* START Records shown *

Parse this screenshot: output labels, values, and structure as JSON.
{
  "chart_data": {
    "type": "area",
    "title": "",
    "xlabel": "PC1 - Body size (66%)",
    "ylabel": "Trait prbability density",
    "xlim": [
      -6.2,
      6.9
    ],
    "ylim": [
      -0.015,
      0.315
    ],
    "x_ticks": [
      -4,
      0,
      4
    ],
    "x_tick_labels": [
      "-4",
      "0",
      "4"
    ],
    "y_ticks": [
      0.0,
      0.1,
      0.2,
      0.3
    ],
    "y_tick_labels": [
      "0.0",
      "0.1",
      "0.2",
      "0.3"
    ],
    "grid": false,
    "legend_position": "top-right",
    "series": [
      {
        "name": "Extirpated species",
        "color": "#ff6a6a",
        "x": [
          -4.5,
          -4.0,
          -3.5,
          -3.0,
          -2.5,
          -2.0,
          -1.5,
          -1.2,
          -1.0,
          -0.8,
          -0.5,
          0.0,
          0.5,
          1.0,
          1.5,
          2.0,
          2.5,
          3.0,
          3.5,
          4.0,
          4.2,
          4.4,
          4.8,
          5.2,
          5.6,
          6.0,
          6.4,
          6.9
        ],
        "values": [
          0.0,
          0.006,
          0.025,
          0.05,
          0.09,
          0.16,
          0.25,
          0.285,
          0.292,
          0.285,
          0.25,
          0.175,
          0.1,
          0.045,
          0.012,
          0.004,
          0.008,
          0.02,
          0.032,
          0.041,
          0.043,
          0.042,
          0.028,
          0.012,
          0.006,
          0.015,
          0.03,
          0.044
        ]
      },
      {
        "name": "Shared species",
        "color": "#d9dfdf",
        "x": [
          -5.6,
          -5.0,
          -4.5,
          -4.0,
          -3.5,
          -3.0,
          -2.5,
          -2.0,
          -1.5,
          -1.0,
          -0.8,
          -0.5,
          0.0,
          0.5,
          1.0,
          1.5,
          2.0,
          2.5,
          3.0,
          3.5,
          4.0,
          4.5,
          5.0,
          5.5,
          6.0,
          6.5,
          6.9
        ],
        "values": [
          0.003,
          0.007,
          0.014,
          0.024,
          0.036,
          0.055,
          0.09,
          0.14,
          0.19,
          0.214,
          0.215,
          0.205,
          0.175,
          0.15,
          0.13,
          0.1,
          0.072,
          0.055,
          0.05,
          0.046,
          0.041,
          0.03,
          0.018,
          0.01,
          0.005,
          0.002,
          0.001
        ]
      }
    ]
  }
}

* END Records shown *

Exercise directions: Give an exact copy of all the data shown above.

Solution to the problem:
Parse this screenshot: output labels, values, and structure as JSON.
{
  "chart_data": {
    "type": "area",
    "title": "",
    "xlabel": "PC1 - Body size (66%)",
    "ylabel": "Trait prbability density",
    "xlim": [
      -6.2,
      6.9
    ],
    "ylim": [
      -0.015,
      0.315
    ],
    "x_ticks": [
      -4,
      0,
      4
    ],
    "x_tick_labels": [
      "-4",
      "0",
      "4"
    ],
    "y_ticks": [
      0.0,
      0.1,
      0.2,
      0.3
    ],
    "y_tick_labels": [
      "0.0",
      "0.1",
      "0.2",
      "0.3"
    ],
    "grid": false,
    "legend_position": "top-right",
    "series": [
      {
        "name": "Extirpated species",
        "color": "#ff6a6a",
        "x": [
          -4.5,
          -4.0,
          -3.5,
          -3.0,
          -2.5,
          -2.0,
          -1.5,
          -1.2,
          -1.0,
          -0.8,
          -0.5,
          0.0,
          0.5,
          1.0,
          1.5,
          2.0,
          2.5,
          3.0,
          3.5,
          4.0,
          4.2,
          4.4,
          4.8,
          5.2,
          5.6,
          6.0,
          6.4,
          6.9
        ],
        "values": [
          0.0,
          0.006,
          0.025,
          0.05,
          0.09,
          0.16,
          0.25,
          0.285,
          0.292,
          0.285,
          0.25,
          0.175,
          0.1,
          0.045,
          0.012,
          0.004,
          0.008,
          0.02,
          0.032,
          0.041,
          0.043,
          0.042,
          0.028,
          0.012,
          0.006,
          0.015,
          0.03,
          0.044
        ]
      },
      {
        "name": "Shared species",
        "color": "#d9dfdf",
        "x": [
          -5.6,
          -5.0,
          -4.5,
          -4.0,
          -3.5,
          -3.0,
          -2.5,
          -2.0,
          -1.5,
          -1.0,
          -0.8,
          -0.5,
          0.0,
          0.5,
          1.0,
          1.5,
          2.0,
          2.5,
          3.0,
          3.5,
          4.0,
          4.5,
          5.0,
          5.5,
          6.0,
          6.5,
          6.9
        ],
        "values": [
          0.003,
          0.007,
          0.014,
          0.024,
          0.036,
          0.055,
          0.09,
          0.14,
          0.19,
          0.214,
          0.215,
          0.205,
          0.175,
          0.15,
          0.13,
          0.1,
          0.072,
          0.055,
          0.05,
          0.046,
          0.041,
          0.03,
          0.018,
          0.01,
          0.005,
          0.002,
          0.001
        ]
      }
    ]
  }
}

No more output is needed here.